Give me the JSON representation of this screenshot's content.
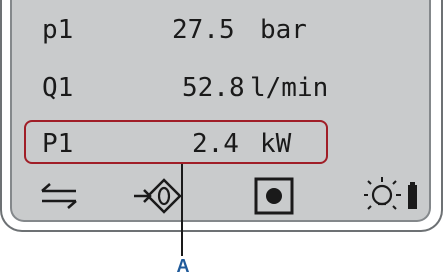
{
  "readings": [
    {
      "name": "p1",
      "value": "27.5",
      "unit": "bar"
    },
    {
      "name": "Q1",
      "value": "52.8",
      "unit": "l/min"
    },
    {
      "name": "P1",
      "value": "2.4",
      "unit": "kW"
    }
  ],
  "callout": {
    "label": "A"
  },
  "icons": {
    "left": "exchange-arrows-icon",
    "second": "zero-input-icon",
    "third": "record-stop-icon",
    "light": "light-bulb-icon",
    "battery": "battery-icon"
  },
  "colors": {
    "screen": "#c9cbcc",
    "highlight": "#a01e27",
    "callout_label": "#1f5a9a"
  }
}
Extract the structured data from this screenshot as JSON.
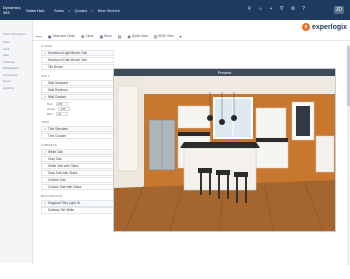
{
  "topbar": {
    "app": "Dynamics 365",
    "module": "Sales Hub",
    "breadcrumb": [
      "Sales",
      "Quotes",
      "New Kitchen"
    ],
    "separator": ">",
    "icons": [
      "search-icon",
      "lightbulb-icon",
      "plus-icon",
      "filter-icon",
      "gear-icon",
      "help-icon"
    ],
    "user": "JD"
  },
  "logo": {
    "text": "experlogix",
    "mark": "e"
  },
  "toolbar": {
    "items": [
      {
        "icon": "⟵",
        "label": ""
      },
      {
        "icon": "▣",
        "label": "Save and Close"
      },
      {
        "icon": "✖",
        "label": "Close"
      },
      {
        "icon": "▦",
        "label": "Book"
      },
      {
        "icon": "▤",
        "label": ""
      },
      {
        "icon": "◉",
        "label": "Quick View"
      },
      {
        "icon": "▥",
        "label": "BOM View"
      },
      {
        "icon": "▾",
        "label": ""
      }
    ]
  },
  "leftnav": {
    "header": "Sales Navigation",
    "items": [
      "Sites",
      "Area",
      "Plan",
      "Cabinets",
      "Backsplash",
      "Countertop",
      "Doors",
      "Lighting"
    ]
  },
  "groups": {
    "flooring": {
      "label": "FLOOR",
      "options": [
        "Hardwood Light Brown Oak",
        "Hardwood Dark Brown Oak",
        "Tile Brown"
      ],
      "selected": 0
    },
    "walls": {
      "label": "WALL",
      "options": [
        "Wall Standard",
        "Wall Rainbow",
        "Wall Custom"
      ],
      "selected": 2,
      "custom": [
        {
          "label": "Red",
          "value": "255"
        },
        {
          "label": "Green",
          "value": "128"
        },
        {
          "label": "Blue",
          "value": "64"
        }
      ]
    },
    "trim": {
      "label": "TRIM",
      "options": [
        "Trim Standard",
        "Trim Custom"
      ],
      "selected": 0
    },
    "cabinets": {
      "label": "CABINETS",
      "options": [
        "White Oak",
        "Gray Oak",
        "White Oak with Glass",
        "Gray Oak with Glass",
        "Custom Oak",
        "Custom Oak with Glass"
      ],
      "selected": 0
    },
    "backsplash": {
      "label": "BACKSPLASH",
      "options": [
        "Diagonal Tiles Light Gr.",
        "Subway Tile White"
      ],
      "selected": 0
    }
  },
  "preview": {
    "title": "Preview"
  },
  "colors": {
    "topbar": "#1f3a5f",
    "accent": "#e8742a",
    "wall": "#c8772f"
  }
}
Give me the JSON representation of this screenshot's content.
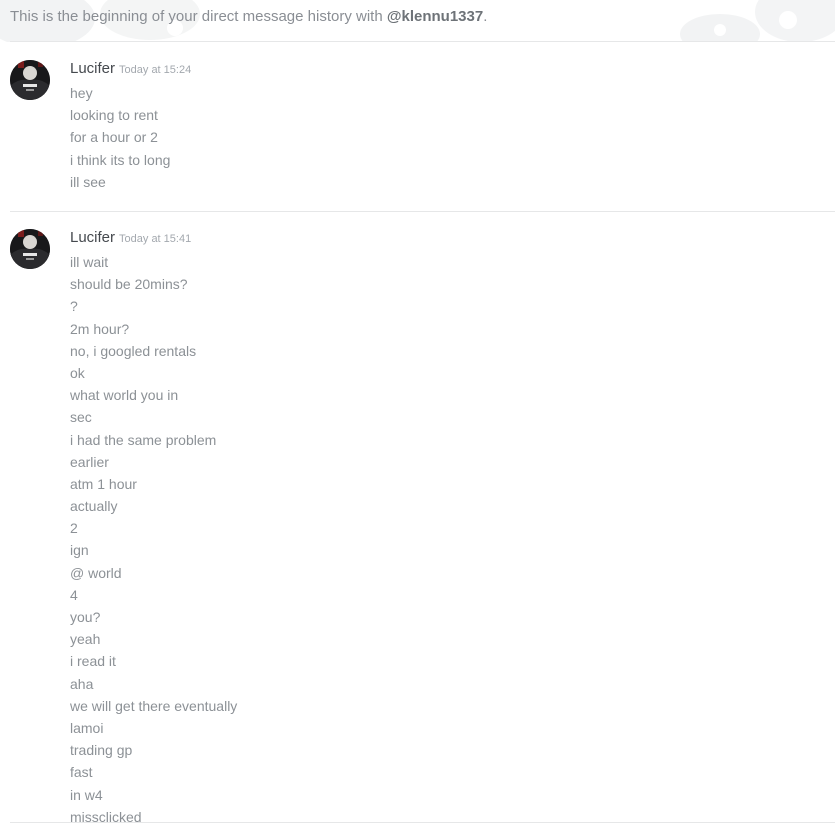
+ + +
### DIRECTIVE
All preceding records should be duplicated verbatim, images excepted.

### EXERCISE SOLUTION
Give me the JSON representation of this screenshot's content.
{
  "readings": [
    {
      "name": "p1",
      "value": "27.5",
      "unit": "bar"
    },
    {
      "name": "Q1",
      "value": "52.8",
      "unit": "l/min"
    },
    {
      "name": "P1",
      "value": "2.4",
      "unit": "kW"
    }
  ],
  "callout": {
    "label": "A"
  },
  "icons": {
    "left": "exchange-arrows-icon",
    "second": "zero-input-icon",
    "third": "record-stop-icon",
    "light": "light-bulb-icon",
    "battery": "battery-icon"
  },
  "colors": {
    "screen": "#c9cbcc",
    "highlight": "#a01e27",
    "callout_label": "#1f5a9a"
  }
}
Extract the structured data from this screenshot as JSON.
{
  "topbar": {
    "app": "Dynamics 365",
    "module": "Sales Hub",
    "breadcrumb": [
      "Sales",
      "Quotes",
      "New Kitchen"
    ],
    "separator": ">",
    "icons": [
      "search-icon",
      "lightbulb-icon",
      "plus-icon",
      "filter-icon",
      "gear-icon",
      "help-icon"
    ],
    "user": "JD"
  },
  "logo": {
    "text": "experlogix",
    "mark": "e"
  },
  "toolbar": {
    "items": [
      {
        "icon": "⟵",
        "label": ""
      },
      {
        "icon": "▣",
        "label": "Save and Close"
      },
      {
        "icon": "✖",
        "label": "Close"
      },
      {
        "icon": "▦",
        "label": "Book"
      },
      {
        "icon": "▤",
        "label": ""
      },
      {
        "icon": "◉",
        "label": "Quick View"
      },
      {
        "icon": "▥",
        "label": "BOM View"
      },
      {
        "icon": "▾",
        "label": ""
      }
    ]
  },
  "leftnav": {
    "header": "Sales Navigation",
    "items": [
      "Sites",
      "Area",
      "Plan",
      "Cabinets",
      "Backsplash",
      "Countertop",
      "Doors",
      "Lighting"
    ]
  },
  "groups": {
    "flooring": {
      "label": "FLOOR",
      "options": [
        "Hardwood Light Brown Oak",
        "Hardwood Dark Brown Oak",
        "Tile Brown"
      ],
      "selected": 0
    },
    "walls": {
      "label": "WALL",
      "options": [
        "Wall Standard",
        "Wall Rainbow",
        "Wall Custom"
      ],
      "selected": 2,
      "custom": [
        {
          "label": "Red",
          "value": "255"
        },
        {
          "label": "Green",
          "value": "128"
        },
        {
          "label": "Blue",
          "value": "64"
        }
      ]
    },
    "trim": {
      "label": "TRIM",
      "options": [
        "Trim Standard",
        "Trim Custom"
      ],
      "selected": 0
    },
    "cabinets": {
      "label": "CABINETS",
      "options": [
        "White Oak",
        "Gray Oak",
        "White Oak with Glass",
        "Gray Oak with Glass",
        "Custom Oak",
        "Custom Oak with Glass"
      ],
      "selected": 0
    },
    "backsplash": {
      "label": "BACKSPLASH",
      "options": [
        "Diagonal Tiles Light Gr.",
        "Subway Tile White"
      ],
      "selected": 0
    }
  },
  "preview": {
    "title": "Preview"
  },
  "colors": {
    "topbar": "#1f3a5f",
    "accent": "#e8742a",
    "wall": "#c8772f"
  }
}
Give me the JSON representation of this screenshot's content.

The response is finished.